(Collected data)

◇ ◇ ◇ ◇ ◇

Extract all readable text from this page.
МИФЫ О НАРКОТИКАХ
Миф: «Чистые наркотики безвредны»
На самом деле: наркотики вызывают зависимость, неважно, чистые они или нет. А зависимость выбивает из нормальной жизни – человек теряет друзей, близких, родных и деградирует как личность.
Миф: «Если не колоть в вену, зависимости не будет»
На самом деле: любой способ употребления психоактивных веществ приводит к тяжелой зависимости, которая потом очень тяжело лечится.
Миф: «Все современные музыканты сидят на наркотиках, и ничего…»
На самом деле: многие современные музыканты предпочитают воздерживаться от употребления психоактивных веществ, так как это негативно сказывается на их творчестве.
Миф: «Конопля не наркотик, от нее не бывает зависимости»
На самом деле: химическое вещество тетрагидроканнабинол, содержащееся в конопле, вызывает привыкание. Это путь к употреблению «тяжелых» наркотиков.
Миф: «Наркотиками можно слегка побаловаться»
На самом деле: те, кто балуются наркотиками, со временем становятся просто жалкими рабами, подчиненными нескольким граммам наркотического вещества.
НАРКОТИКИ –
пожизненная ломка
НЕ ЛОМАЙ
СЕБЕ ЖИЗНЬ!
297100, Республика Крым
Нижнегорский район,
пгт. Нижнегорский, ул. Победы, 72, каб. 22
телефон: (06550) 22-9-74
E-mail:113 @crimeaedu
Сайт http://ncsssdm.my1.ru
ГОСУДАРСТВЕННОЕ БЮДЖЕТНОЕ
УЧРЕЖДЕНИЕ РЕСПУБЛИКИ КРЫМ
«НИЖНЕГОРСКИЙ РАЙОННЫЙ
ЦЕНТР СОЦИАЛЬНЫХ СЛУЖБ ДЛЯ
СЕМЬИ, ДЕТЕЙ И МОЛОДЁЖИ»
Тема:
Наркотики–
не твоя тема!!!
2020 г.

◇ ◇ ◇ ◇ ◇

# TASK BRIEF
Type out all of the material again, word for word.

# TASK SOLUTION
Extract all readable text from this page.
МИФЫ О НАРКОТИКАХ
Миф: «Чистые наркотики безвредны»
На самом деле: наркотики вызывают зависимость, неважно, чистые они или нет. А зависимость выбивает из нормальной жизни – человек теряет друзей, близких, родных и деградирует как личность.
Миф: «Если не колоть в вену, зависимости не будет»
На самом деле: любой способ употребления психоактивных веществ приводит к тяжелой зависимости, которая потом очень тяжело лечится.
Миф: «Все современные музыканты сидят на наркотиках, и ничего…»
На самом деле: многие современные музыканты предпочитают воздерживаться от употребления психоактивных веществ, так как это негативно сказывается на их творчестве.
Миф: «Конопля не наркотик, от нее не бывает зависимости»
На самом деле: химическое вещество тетрагидроканнабинол, содержащееся в конопле, вызывает привыкание. Это путь к употреблению «тяжелых» наркотиков.
Миф: «Наркотиками можно слегка побаловаться»
На самом деле: те, кто балуются наркотиками, со временем становятся просто жалкими рабами, подчиненными нескольким граммам наркотического вещества.
НАРКОТИКИ –
пожизненная ломка
НЕ ЛОМАЙ
СЕБЕ ЖИЗНЬ!
297100, Республика Крым
Нижнегорский район,
пгт. Нижнегорский, ул. Победы, 72, каб. 22
телефон: (06550) 22-9-74
E-mail:113 @crimeaedu
Сайт http://ncsssdm.my1.ru
ГОСУДАРСТВЕННОЕ БЮДЖЕТНОЕ
УЧРЕЖДЕНИЕ РЕСПУБЛИКИ КРЫМ
«НИЖНЕГОРСКИЙ РАЙОННЫЙ
ЦЕНТР СОЦИАЛЬНЫХ СЛУЖБ ДЛЯ
СЕМЬИ, ДЕТЕЙ И МОЛОДЁЖИ»
Тема:
Наркотики–
не твоя тема!!!
2020 г.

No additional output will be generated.